[Dataset rows about figures]
"""

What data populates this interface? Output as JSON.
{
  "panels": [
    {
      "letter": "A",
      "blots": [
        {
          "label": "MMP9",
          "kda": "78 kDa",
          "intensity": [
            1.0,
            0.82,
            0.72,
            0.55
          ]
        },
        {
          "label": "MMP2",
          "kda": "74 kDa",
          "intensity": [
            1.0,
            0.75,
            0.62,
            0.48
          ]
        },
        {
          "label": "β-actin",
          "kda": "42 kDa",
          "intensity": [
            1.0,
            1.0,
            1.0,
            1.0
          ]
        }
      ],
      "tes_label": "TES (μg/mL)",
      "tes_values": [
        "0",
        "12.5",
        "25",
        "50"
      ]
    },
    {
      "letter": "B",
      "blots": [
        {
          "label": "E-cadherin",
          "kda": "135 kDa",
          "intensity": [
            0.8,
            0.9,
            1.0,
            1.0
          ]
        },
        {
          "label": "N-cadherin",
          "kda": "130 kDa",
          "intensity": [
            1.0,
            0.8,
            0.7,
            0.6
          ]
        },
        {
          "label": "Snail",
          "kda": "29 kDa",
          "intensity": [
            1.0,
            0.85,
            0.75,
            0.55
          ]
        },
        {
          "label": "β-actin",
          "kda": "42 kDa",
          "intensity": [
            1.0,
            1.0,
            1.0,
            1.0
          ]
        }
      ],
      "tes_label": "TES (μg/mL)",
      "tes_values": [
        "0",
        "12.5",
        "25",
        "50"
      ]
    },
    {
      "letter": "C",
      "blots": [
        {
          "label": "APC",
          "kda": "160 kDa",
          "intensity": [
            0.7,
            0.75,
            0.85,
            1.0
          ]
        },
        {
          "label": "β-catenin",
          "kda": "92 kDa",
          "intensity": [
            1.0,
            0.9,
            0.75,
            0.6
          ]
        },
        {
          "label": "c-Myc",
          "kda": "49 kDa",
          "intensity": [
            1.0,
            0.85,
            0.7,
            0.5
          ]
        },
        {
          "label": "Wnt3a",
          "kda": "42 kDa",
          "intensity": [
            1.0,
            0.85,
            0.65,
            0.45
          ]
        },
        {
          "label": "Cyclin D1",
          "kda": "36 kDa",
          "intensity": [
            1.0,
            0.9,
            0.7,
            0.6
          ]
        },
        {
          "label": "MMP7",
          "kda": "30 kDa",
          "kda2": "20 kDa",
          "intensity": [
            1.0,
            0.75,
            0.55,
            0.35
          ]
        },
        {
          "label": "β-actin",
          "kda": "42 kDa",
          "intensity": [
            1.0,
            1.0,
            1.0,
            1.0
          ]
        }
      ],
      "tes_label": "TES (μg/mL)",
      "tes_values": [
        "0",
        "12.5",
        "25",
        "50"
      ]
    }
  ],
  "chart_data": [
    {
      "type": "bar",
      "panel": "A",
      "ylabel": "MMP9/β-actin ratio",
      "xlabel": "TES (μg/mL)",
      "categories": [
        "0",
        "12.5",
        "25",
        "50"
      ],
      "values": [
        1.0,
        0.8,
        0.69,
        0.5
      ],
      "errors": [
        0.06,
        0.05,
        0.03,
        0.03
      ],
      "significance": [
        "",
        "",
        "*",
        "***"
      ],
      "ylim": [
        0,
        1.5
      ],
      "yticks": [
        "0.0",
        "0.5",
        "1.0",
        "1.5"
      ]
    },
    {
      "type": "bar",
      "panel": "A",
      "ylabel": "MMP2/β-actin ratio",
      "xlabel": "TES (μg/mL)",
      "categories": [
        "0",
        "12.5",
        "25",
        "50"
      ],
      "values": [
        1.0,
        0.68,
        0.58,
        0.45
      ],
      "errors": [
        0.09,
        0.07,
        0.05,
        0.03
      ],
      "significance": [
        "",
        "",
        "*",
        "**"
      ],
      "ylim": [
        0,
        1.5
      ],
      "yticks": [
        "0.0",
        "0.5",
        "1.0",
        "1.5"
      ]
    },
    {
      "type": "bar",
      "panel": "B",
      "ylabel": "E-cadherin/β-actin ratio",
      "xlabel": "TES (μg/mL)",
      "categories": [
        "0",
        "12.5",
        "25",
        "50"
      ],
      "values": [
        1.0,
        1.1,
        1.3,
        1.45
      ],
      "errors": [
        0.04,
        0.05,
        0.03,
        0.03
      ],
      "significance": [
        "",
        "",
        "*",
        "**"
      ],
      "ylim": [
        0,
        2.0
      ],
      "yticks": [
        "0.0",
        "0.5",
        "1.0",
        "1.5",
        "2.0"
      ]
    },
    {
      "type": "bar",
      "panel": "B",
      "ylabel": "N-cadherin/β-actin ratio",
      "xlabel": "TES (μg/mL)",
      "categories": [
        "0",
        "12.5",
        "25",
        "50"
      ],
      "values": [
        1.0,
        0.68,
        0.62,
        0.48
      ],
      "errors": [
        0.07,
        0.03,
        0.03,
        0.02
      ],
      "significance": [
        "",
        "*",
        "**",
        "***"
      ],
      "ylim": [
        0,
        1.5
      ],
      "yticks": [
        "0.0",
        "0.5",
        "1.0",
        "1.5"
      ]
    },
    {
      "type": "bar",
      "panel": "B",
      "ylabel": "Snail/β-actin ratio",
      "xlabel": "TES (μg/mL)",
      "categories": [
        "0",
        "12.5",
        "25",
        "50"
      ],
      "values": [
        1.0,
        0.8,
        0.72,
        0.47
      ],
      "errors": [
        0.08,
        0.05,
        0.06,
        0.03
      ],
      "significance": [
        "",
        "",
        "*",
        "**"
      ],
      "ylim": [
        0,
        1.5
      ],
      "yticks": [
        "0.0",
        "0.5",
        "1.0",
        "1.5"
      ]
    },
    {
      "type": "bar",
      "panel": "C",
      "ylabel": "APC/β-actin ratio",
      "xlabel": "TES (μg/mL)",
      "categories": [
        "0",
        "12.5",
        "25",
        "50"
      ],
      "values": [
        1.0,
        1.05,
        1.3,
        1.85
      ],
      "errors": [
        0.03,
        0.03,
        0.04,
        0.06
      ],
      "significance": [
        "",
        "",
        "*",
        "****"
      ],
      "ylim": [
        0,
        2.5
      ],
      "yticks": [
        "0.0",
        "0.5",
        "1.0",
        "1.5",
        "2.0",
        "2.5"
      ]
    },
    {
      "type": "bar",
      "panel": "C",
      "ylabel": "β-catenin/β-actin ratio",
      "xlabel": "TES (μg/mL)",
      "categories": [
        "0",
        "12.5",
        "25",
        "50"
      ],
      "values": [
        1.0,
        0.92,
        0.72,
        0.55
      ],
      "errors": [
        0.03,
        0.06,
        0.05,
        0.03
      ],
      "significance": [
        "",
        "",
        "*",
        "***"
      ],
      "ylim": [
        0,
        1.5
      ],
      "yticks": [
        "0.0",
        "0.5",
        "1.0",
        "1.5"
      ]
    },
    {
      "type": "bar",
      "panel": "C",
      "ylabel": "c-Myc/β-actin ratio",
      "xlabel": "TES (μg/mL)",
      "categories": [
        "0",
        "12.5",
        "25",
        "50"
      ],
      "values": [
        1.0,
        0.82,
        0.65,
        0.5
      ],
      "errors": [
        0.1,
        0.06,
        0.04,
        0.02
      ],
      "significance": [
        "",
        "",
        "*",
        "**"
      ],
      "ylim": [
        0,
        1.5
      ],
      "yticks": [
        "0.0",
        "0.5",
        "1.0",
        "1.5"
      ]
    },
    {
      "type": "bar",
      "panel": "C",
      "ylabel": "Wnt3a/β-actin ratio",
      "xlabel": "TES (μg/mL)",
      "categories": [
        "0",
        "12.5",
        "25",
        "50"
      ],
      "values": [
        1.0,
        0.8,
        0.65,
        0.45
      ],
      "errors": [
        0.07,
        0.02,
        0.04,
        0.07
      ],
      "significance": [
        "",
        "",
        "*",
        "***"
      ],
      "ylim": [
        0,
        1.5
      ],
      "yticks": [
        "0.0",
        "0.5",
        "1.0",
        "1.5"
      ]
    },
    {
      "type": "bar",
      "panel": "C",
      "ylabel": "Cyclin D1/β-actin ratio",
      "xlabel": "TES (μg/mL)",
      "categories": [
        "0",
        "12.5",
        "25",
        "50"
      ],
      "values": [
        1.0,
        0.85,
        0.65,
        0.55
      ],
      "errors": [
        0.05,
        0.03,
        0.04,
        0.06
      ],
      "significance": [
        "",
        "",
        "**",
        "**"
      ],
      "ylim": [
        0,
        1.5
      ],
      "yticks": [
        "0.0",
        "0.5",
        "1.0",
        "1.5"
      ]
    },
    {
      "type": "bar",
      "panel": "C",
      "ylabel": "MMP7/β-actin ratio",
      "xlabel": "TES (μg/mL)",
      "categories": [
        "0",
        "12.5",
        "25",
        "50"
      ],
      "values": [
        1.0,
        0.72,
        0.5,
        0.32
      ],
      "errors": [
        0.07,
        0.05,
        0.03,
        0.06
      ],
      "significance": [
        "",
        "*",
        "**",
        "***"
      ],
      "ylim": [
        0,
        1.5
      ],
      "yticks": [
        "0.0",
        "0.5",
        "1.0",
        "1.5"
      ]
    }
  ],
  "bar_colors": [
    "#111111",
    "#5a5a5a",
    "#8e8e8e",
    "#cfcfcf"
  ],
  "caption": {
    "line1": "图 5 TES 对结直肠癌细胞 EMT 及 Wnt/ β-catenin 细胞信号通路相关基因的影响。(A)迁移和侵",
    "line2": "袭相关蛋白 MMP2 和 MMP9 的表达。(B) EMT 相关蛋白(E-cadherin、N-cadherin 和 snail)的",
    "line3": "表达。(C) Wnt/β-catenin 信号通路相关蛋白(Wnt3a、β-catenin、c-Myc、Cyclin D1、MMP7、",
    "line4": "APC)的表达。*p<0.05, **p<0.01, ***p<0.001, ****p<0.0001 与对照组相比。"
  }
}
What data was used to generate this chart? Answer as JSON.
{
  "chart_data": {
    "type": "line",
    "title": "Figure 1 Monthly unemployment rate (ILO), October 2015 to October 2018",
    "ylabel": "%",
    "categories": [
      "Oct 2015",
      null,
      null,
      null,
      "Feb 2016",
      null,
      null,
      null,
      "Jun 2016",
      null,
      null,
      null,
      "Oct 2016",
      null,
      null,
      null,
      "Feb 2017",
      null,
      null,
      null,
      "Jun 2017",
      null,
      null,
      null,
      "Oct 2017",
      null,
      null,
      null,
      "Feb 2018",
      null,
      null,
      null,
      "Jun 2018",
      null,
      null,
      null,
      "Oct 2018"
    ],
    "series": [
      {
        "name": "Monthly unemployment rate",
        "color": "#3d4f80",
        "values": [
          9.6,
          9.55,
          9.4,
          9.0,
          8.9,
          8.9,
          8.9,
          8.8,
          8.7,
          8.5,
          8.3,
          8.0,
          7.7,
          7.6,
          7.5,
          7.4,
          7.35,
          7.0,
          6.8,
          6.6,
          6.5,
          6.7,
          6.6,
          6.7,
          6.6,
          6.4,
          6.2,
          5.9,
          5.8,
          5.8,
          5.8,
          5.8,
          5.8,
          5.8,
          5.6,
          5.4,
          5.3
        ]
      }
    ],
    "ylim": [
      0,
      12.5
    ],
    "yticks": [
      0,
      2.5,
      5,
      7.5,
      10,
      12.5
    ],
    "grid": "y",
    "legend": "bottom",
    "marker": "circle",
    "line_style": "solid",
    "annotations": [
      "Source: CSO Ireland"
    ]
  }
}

"""

▶ Description of the task: Count the lines above that contain the word "cadherin". Give only the number.

▶ Result of this task: 5